=== To be done ===
Reproduce the items below verbatim, starting at their first line and ending at the line containing "556, 929, 574]", with both of those lines included.

--- Start Dataset excerpts ---

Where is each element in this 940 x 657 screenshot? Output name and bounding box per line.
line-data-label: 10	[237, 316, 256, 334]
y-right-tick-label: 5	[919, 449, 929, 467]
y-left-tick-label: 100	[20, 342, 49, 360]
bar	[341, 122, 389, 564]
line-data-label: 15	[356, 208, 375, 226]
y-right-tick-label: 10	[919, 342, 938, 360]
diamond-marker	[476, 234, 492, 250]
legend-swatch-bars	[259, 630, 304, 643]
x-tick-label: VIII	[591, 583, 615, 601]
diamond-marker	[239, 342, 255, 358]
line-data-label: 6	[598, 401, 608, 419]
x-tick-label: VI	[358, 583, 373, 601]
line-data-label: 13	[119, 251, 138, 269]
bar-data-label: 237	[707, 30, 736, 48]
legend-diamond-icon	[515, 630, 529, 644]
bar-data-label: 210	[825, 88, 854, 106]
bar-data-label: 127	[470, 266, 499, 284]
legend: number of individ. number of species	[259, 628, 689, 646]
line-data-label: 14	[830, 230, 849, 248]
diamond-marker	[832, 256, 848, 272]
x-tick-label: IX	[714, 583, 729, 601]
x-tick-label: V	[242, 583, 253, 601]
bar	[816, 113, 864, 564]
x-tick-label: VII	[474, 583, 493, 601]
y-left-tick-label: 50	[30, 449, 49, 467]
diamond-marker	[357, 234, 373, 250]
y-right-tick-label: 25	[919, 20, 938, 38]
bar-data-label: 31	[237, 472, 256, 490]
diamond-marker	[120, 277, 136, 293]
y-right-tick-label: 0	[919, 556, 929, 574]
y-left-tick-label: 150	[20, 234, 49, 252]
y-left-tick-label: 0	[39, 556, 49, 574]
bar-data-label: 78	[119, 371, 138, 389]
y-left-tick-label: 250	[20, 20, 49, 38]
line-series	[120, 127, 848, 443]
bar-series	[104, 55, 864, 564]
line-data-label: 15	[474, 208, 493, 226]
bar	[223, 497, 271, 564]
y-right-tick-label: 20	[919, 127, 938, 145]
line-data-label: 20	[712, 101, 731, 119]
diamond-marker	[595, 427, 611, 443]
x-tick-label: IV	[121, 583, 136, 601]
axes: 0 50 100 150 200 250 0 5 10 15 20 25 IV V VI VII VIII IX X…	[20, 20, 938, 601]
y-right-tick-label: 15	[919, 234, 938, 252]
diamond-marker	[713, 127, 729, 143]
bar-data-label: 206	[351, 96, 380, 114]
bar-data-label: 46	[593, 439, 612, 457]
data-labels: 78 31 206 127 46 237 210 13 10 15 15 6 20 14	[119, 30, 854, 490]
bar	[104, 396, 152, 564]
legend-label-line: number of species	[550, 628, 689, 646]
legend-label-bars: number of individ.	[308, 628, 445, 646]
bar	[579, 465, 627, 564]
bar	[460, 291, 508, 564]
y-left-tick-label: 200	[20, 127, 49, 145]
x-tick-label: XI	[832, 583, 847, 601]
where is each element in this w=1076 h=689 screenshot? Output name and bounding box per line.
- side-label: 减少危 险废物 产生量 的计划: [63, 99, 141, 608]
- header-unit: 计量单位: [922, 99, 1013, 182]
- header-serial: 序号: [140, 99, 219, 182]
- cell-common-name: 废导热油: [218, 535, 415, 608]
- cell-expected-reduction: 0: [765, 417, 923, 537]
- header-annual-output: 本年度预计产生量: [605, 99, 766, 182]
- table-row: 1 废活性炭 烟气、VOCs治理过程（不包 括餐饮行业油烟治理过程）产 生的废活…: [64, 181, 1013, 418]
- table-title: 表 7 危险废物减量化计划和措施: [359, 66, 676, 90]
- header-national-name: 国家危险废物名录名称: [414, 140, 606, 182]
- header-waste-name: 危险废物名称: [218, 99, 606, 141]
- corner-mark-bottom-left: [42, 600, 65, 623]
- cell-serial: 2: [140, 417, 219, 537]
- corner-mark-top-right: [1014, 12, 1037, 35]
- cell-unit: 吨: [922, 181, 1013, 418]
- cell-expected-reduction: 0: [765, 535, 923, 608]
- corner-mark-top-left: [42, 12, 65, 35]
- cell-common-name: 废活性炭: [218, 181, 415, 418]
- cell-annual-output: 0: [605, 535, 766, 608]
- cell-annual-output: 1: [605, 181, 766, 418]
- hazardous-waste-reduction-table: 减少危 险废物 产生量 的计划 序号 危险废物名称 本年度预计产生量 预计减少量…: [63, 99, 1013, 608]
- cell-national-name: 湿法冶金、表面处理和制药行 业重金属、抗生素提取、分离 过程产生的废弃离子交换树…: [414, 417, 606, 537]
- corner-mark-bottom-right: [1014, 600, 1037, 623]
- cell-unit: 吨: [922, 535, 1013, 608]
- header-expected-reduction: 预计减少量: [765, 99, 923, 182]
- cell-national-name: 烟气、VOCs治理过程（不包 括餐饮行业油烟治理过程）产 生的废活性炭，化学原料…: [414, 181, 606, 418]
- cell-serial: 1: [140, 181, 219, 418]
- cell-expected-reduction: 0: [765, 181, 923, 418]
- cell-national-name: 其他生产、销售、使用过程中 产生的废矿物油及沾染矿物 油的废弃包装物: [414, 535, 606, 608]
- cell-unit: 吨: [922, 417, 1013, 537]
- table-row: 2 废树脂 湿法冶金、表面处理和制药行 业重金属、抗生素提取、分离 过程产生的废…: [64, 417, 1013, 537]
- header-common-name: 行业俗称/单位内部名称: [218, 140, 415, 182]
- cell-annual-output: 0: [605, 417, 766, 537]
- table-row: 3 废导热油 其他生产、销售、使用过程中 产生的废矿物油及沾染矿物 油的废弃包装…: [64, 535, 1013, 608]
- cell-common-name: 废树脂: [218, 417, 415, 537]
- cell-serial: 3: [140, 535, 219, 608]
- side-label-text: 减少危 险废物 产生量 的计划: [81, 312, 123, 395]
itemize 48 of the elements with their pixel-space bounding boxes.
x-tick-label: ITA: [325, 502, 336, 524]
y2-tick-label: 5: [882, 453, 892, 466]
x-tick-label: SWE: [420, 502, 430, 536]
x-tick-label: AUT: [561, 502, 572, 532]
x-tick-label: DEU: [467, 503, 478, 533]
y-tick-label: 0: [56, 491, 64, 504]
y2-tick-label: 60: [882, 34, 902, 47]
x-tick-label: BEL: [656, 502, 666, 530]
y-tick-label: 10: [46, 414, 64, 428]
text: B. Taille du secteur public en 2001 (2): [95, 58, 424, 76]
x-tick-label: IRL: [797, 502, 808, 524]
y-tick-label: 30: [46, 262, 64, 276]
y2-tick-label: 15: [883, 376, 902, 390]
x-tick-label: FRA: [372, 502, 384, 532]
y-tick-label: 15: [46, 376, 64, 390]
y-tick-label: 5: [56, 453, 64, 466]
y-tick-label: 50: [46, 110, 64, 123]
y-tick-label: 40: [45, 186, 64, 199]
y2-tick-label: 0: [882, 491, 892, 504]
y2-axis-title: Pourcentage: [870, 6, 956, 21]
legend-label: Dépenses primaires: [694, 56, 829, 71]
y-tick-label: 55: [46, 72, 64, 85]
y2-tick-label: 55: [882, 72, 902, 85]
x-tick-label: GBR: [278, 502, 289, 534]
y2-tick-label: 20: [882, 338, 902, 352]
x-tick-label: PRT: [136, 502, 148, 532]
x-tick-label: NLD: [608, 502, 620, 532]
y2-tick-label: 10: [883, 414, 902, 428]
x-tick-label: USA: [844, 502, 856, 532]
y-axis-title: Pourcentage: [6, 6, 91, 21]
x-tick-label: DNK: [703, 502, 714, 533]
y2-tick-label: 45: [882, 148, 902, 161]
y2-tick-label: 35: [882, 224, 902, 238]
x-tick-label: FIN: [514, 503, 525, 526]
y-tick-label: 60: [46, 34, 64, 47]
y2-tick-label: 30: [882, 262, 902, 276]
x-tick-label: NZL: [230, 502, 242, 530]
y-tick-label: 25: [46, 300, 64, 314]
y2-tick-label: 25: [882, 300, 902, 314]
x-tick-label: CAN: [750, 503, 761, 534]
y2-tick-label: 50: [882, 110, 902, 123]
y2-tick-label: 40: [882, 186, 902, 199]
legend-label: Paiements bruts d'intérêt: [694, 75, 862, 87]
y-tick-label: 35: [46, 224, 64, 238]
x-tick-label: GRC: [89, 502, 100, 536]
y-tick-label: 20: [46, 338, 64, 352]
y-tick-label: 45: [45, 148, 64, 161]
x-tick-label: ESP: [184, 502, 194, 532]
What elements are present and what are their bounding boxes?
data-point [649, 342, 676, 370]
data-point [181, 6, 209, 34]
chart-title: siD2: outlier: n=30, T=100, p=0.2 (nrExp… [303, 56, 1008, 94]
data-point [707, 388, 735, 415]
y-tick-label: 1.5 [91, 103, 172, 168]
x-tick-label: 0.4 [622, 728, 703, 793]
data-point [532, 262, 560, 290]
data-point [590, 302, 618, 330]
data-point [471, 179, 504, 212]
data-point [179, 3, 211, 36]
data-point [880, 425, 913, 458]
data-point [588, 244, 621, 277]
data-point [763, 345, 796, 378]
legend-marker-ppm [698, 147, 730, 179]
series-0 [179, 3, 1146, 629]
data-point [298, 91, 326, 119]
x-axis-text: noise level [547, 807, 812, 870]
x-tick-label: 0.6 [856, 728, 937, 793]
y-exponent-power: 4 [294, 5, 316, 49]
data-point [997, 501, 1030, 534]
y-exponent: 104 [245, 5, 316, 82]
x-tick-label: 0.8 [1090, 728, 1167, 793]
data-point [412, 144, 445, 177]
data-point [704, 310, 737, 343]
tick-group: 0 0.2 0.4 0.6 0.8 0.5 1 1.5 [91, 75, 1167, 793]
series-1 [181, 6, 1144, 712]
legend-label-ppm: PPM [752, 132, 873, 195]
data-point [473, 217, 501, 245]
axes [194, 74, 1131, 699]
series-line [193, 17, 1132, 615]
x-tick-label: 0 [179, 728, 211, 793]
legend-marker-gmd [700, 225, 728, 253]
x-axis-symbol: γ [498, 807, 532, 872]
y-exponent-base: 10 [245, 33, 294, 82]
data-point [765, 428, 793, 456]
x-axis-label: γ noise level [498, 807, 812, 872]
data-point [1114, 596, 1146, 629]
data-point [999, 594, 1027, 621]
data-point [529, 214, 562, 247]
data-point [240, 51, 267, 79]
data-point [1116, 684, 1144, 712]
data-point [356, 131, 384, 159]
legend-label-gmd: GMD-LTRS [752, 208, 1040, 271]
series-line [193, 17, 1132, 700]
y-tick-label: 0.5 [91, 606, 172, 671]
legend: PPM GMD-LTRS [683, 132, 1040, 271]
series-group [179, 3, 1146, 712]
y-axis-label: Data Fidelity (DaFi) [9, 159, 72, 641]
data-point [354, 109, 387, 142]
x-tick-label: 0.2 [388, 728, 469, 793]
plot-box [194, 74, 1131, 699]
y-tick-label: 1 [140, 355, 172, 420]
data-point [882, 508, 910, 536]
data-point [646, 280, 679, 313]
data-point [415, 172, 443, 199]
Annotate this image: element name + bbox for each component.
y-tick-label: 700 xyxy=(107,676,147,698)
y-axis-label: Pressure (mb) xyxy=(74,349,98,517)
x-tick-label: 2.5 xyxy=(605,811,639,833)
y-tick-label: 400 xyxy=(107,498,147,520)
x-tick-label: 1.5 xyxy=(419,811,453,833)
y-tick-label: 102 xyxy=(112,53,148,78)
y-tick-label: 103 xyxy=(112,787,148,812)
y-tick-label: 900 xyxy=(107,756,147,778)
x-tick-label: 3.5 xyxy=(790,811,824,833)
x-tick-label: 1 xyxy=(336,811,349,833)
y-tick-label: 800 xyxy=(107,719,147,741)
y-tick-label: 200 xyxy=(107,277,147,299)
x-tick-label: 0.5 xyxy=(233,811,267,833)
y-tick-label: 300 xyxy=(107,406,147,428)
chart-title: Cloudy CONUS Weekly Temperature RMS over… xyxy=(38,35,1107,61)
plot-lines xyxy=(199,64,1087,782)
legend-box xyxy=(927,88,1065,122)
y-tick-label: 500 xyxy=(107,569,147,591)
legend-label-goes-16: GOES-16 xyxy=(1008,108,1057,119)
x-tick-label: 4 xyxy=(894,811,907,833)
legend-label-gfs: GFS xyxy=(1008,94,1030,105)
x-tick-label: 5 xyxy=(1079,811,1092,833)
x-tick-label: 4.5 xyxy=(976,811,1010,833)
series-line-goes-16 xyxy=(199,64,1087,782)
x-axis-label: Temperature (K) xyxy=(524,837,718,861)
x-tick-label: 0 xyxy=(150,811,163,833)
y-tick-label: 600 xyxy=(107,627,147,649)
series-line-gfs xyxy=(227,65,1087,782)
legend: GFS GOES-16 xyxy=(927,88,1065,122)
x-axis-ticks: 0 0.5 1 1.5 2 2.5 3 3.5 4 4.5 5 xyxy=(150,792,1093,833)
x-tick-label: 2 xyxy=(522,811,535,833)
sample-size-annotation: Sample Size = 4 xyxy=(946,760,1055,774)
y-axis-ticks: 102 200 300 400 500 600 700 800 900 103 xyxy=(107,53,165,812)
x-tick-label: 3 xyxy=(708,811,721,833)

--- End Dataset excerpts ---

=== The answer ===
Where is each element in this 940 x 657 screenshot? Output name and bounding box per line.
line-data-label: 10	[237, 316, 256, 334]
y-right-tick-label: 5	[919, 449, 929, 467]
y-left-tick-label: 100	[20, 342, 49, 360]
bar	[341, 122, 389, 564]
line-data-label: 15	[356, 208, 375, 226]
y-right-tick-label: 10	[919, 342, 938, 360]
diamond-marker	[476, 234, 492, 250]
legend-swatch-bars	[259, 630, 304, 643]
x-tick-label: VIII	[591, 583, 615, 601]
diamond-marker	[239, 342, 255, 358]
line-data-label: 6	[598, 401, 608, 419]
x-tick-label: VI	[358, 583, 373, 601]
line-data-label: 13	[119, 251, 138, 269]
bar-data-label: 237	[707, 30, 736, 48]
legend-diamond-icon	[515, 630, 529, 644]
bar-data-label: 210	[825, 88, 854, 106]
bar-data-label: 127	[470, 266, 499, 284]
legend: number of individ. number of species	[259, 628, 689, 646]
line-data-label: 14	[830, 230, 849, 248]
diamond-marker	[832, 256, 848, 272]
x-tick-label: IX	[714, 583, 729, 601]
x-tick-label: V	[242, 583, 253, 601]
bar	[816, 113, 864, 564]
x-tick-label: VII	[474, 583, 493, 601]
y-left-tick-label: 50	[30, 449, 49, 467]
diamond-marker	[357, 234, 373, 250]
y-right-tick-label: 25	[919, 20, 938, 38]
bar-data-label: 31	[237, 472, 256, 490]
diamond-marker	[120, 277, 136, 293]
y-right-tick-label: 0	[919, 556, 929, 574]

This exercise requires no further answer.